Copy all lines that contain the word "this".

::: RECORD EXTRACTS :::

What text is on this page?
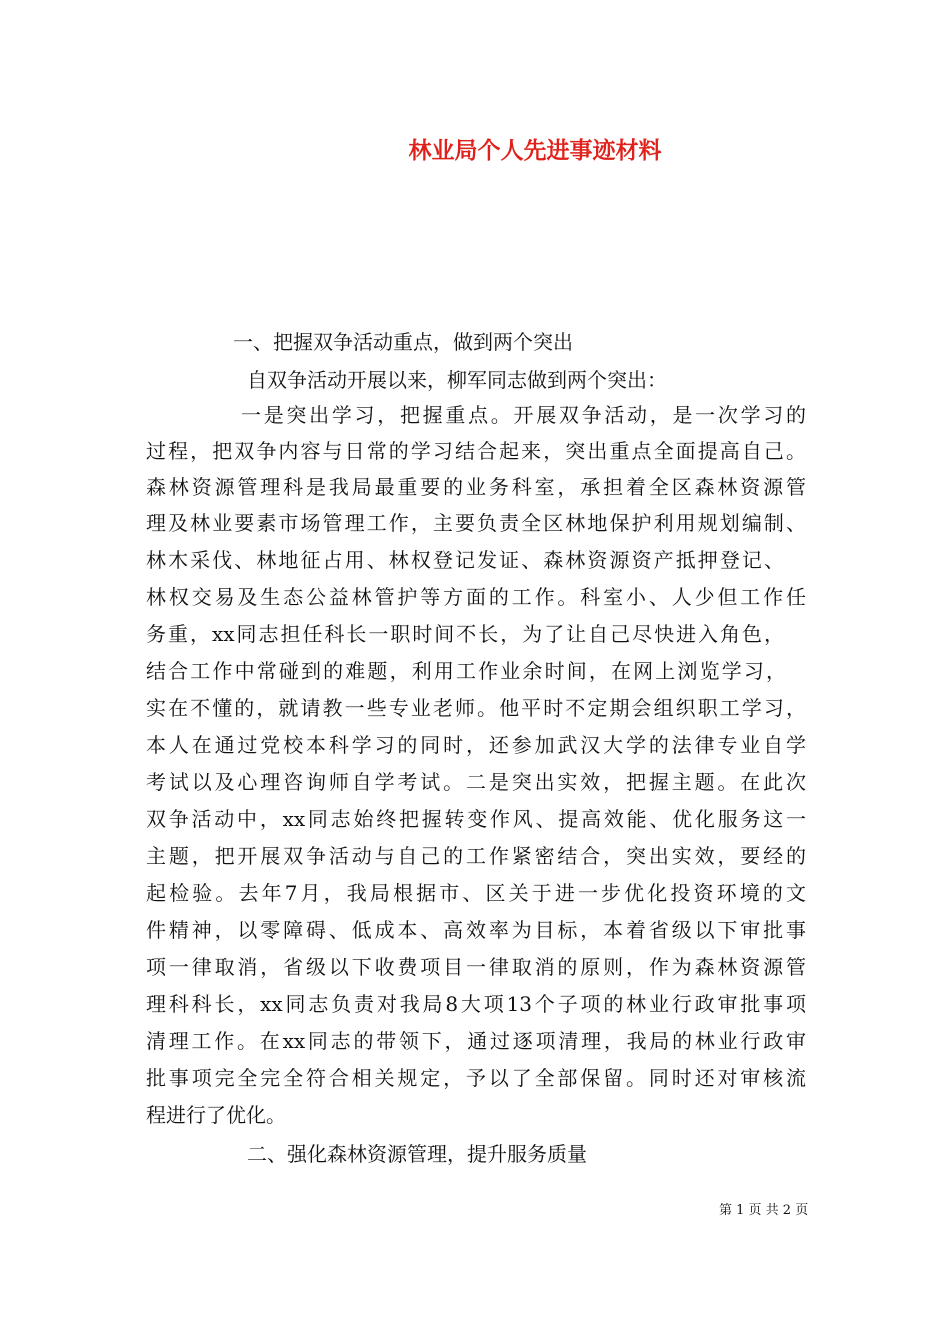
林业局个人先进事迹材料
一、把握双争活动重点，做到两个突出
自双争活动开展以来，柳军同志做到两个突出：
一是突出学习，把握重点。开展双争活动，是一次学习的
过程，把双争内容与日常的学习结合起来，突出重点全面提高自己。
森林资源管理科是我局最重要的业务科室，承担着全区森林资源管
理及林业要素市场管理工作，主要负责全区林地保护利用规划编制、
林木采伐、林地征占用、林权登记发证、森林资源资产抵押登记、
林权交易及生态公益林管护等方面的工作。科室小、人少但工作任
务重，xx同志担任科长一职时间不长，为了让自己尽快进入角色，
结合工作中常碰到的难题，利用工作业余时间，在网上浏览学习，
实在不懂的，就请教一些专业老师。他平时不定期会组织职工学习，
本人在通过党校本科学习的同时，还参加武汉大学的法律专业自学
考试以及心理咨询师自学考试。二是突出实效，把握主题。在此次
双争活动中，xx同志始终把握转变作风、提高效能、优化服务这一
主题，把开展双争活动与自己的工作紧密结合，突出实效，要经的
起检验。去年7月，我局根据市、区关于进一步优化投资环境的文
件精神，以零障碍、低成本、高效率为目标，本着省级以下审批事
项一律取消，省级以下收费项目一律取消的原则，作为森林资源管
理科科长，xx同志负责对我局8大项13个子项的林业行政审批事项
清理工作。在xx同志的带领下，通过逐项清理，我局的林业行政审
批事项完全完全符合相关规定，予以了全部保留。同时还对审核流
程进行了优化。
二、强化森林资源管理，提升服务质量
第 1 页 共 2 页
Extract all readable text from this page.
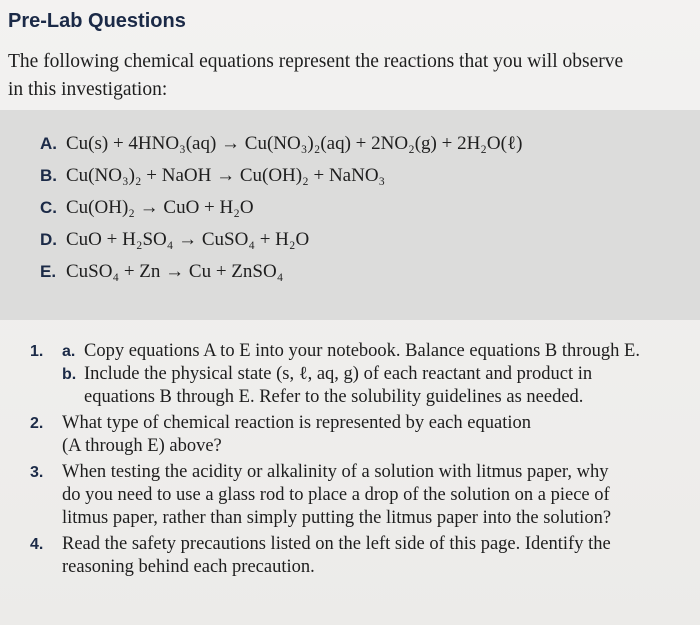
Pre-Lab Questions

The following chemical equations represent the reactions that you will observe
in this investigation:

A. Cu(s) + 4HNO₃(aq) → Cu(NO₃)₂(aq) + 2NO₂(g) + 2H₂O(ℓ)
B. Cu(NO₃)₂ + NaOH → Cu(OH)₂ + NaNO₃
C. Cu(OH)₂ → CuO + H₂O
D. CuO + H₂SO₄ → CuSO₄ + H₂O
E. CuSO₄ + Zn → Cu + ZnSO₄
1. a. Copy equations A to E into your notebook. Balance equations B through E.
b. Include the physical state (s, ℓ, aq, g) of each reactant and product in
equations B through E. Refer to the solubility guidelines as needed.
2. What type of chemical reaction is represented by each equation
(A through E) above?
3. When testing the acidity or alkalinity of a solution with litmus paper, why
do you need to use a glass rod to place a drop of the solution on a piece of
litmus paper, rather than simply putting the litmus paper into the solution?
4. Read the safety precautions listed on the left side of this page. Identify the
reasoning behind each precaution.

:::

WRITTEN ANSWER:
What text is on this page?
Extract all readable text from this page.
in this investigation:
4. Read the safety precautions listed on the left side of this page. Identify the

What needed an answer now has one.